AIM OF THE EXERCISE: Print the records below word for word, but leave out the pictures.

THE DATA:
◆ ◆ ◆ ◆ ◆ ◆ ◆
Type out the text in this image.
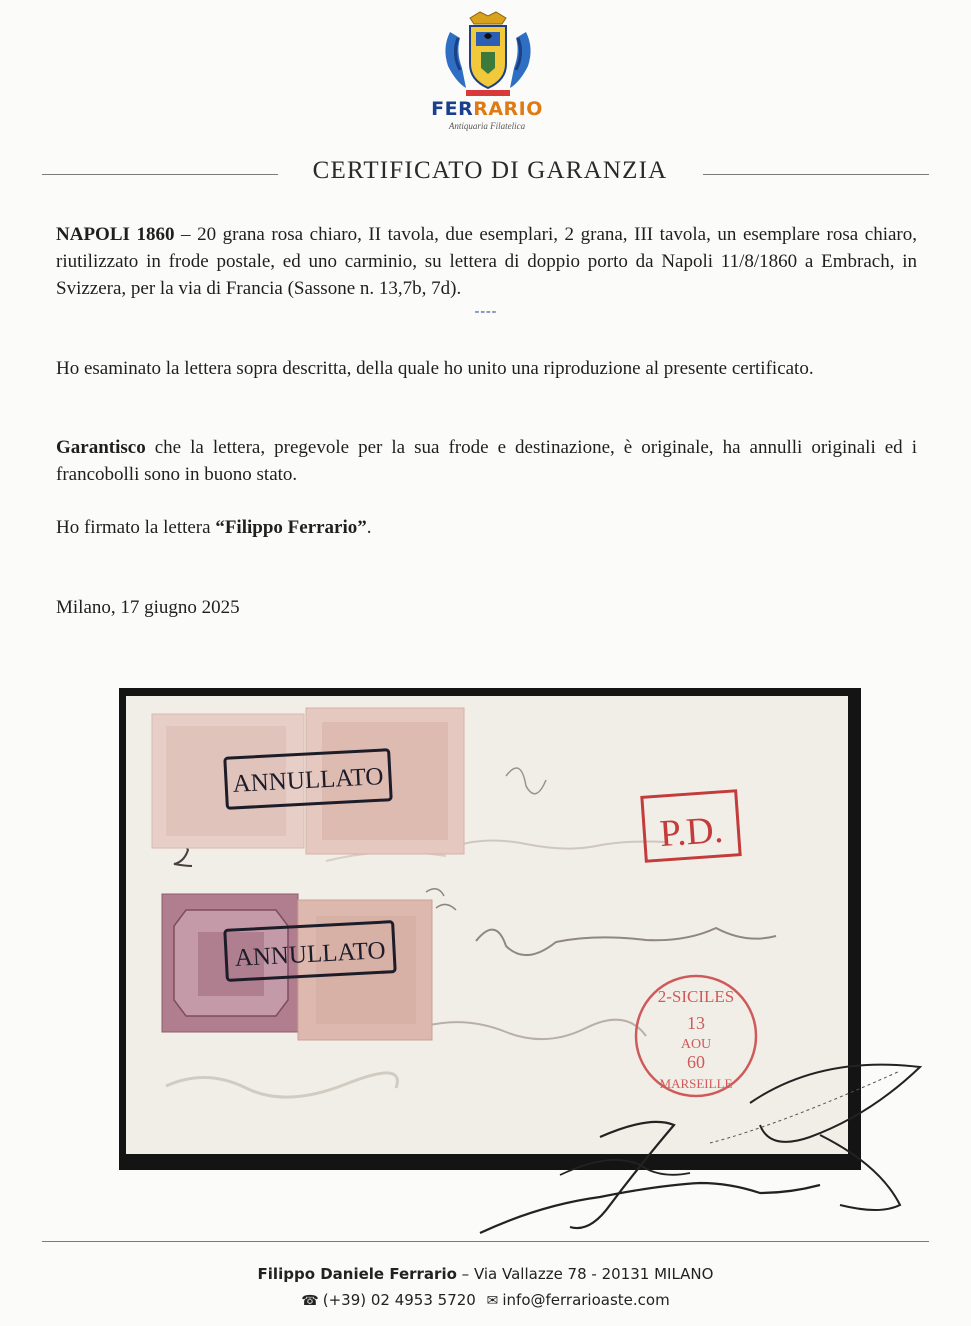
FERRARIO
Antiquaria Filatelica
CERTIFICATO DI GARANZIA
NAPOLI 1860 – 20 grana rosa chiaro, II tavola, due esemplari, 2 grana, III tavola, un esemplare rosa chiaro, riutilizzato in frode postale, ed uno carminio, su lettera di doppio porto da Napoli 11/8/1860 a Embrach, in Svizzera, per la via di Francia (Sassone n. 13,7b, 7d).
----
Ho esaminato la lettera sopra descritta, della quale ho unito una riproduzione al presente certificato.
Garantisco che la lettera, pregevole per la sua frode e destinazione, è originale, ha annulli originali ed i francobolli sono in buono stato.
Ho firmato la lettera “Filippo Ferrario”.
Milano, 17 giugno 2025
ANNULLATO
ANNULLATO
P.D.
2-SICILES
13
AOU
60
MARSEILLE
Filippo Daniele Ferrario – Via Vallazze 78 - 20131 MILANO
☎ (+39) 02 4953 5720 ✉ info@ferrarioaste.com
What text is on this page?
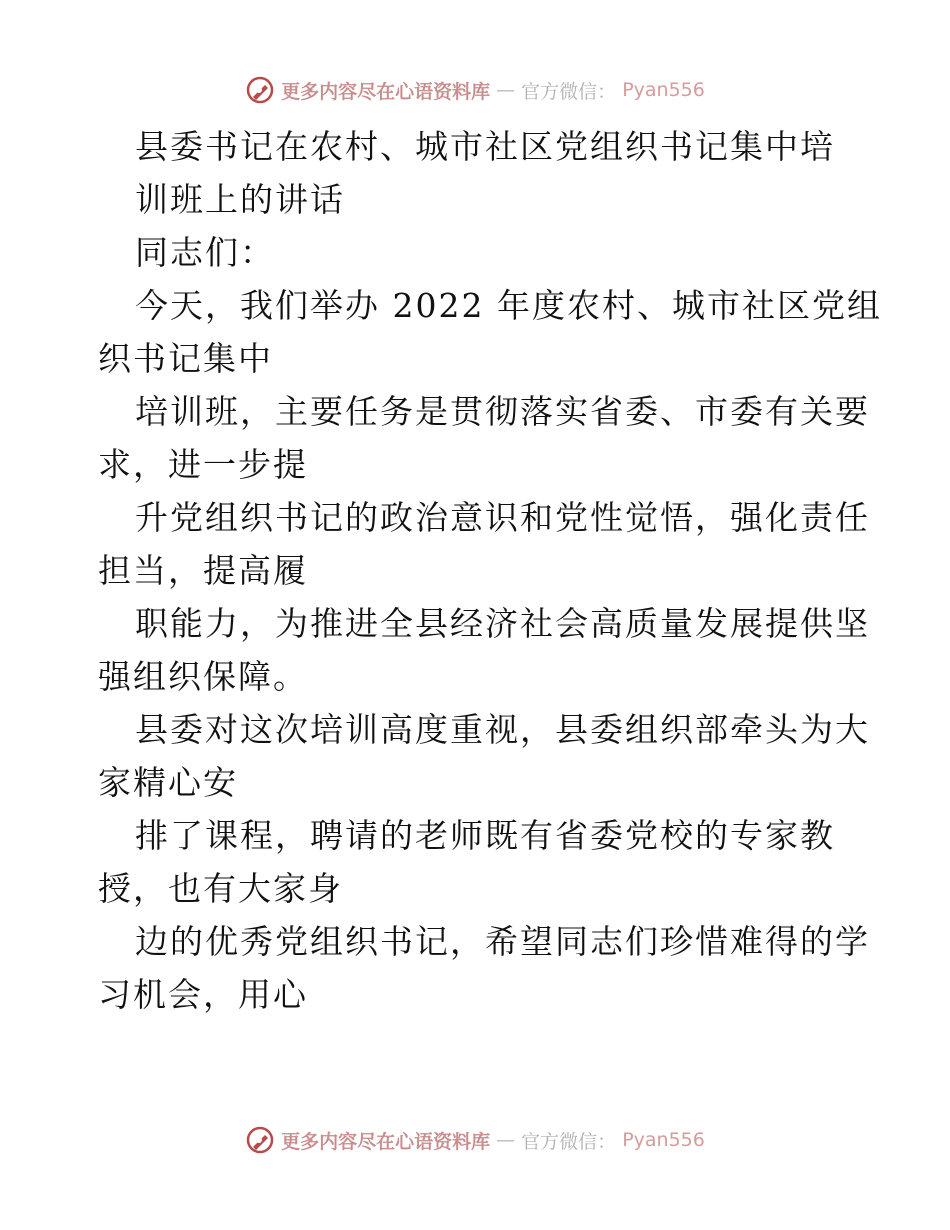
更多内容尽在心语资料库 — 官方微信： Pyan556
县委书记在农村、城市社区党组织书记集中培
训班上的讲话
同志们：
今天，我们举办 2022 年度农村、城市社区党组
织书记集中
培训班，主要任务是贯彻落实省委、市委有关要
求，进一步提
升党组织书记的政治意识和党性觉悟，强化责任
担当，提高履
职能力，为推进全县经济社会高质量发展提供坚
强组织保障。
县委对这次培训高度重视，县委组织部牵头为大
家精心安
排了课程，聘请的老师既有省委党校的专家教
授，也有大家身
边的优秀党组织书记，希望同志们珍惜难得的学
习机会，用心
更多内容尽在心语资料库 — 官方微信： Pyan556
◆ ◆ ◆ ◆ ◆ ◆ ◆
RESPONSE TO THIS EXERCISE:
Type out the text in this image.
FERRARIO
Antiquaria Filatelica
CERTIFICATO DI GARANZIA
NAPOLI 1860 – 20 grana rosa chiaro, II tavola, due esemplari, 2 grana, III tavola, un esemplare rosa chiaro, riutilizzato in frode postale, ed uno carminio, su lettera di doppio porto da Napoli 11/8/1860 a Embrach, in Svizzera, per la via di Francia (Sassone n. 13,7b, 7d).
----
Ho esaminato la lettera sopra descritta, della quale ho unito una riproduzione al presente certificato.
Garantisco che la lettera, pregevole per la sua frode e destinazione, è originale, ha annulli originali ed i francobolli sono in buono stato.
Ho firmato la lettera “Filippo Ferrario”.
Milano, 17 giugno 2025
ANNULLATO
ANNULLATO
P.D.
2-SICILES
13
AOU
60
MARSEILLE
Filippo Daniele Ferrario – Via Vallazze 78 - 20131 MILANO
☎ (+39) 02 4953 5720 ✉ info@ferrarioaste.com
What text is on this page?
更多内容尽在心语资料库 — 官方微信： Pyan556
县委书记在农村、城市社区党组织书记集中培
训班上的讲话
同志们：
今天，我们举办 2022 年度农村、城市社区党组
织书记集中
培训班，主要任务是贯彻落实省委、市委有关要
求，进一步提
升党组织书记的政治意识和党性觉悟，强化责任
担当，提高履
职能力，为推进全县经济社会高质量发展提供坚
强组织保障。
县委对这次培训高度重视，县委组织部牵头为大
家精心安
排了课程，聘请的老师既有省委党校的专家教
授，也有大家身
边的优秀党组织书记，希望同志们珍惜难得的学
习机会，用心
更多内容尽在心语资料库 — 官方微信： Pyan556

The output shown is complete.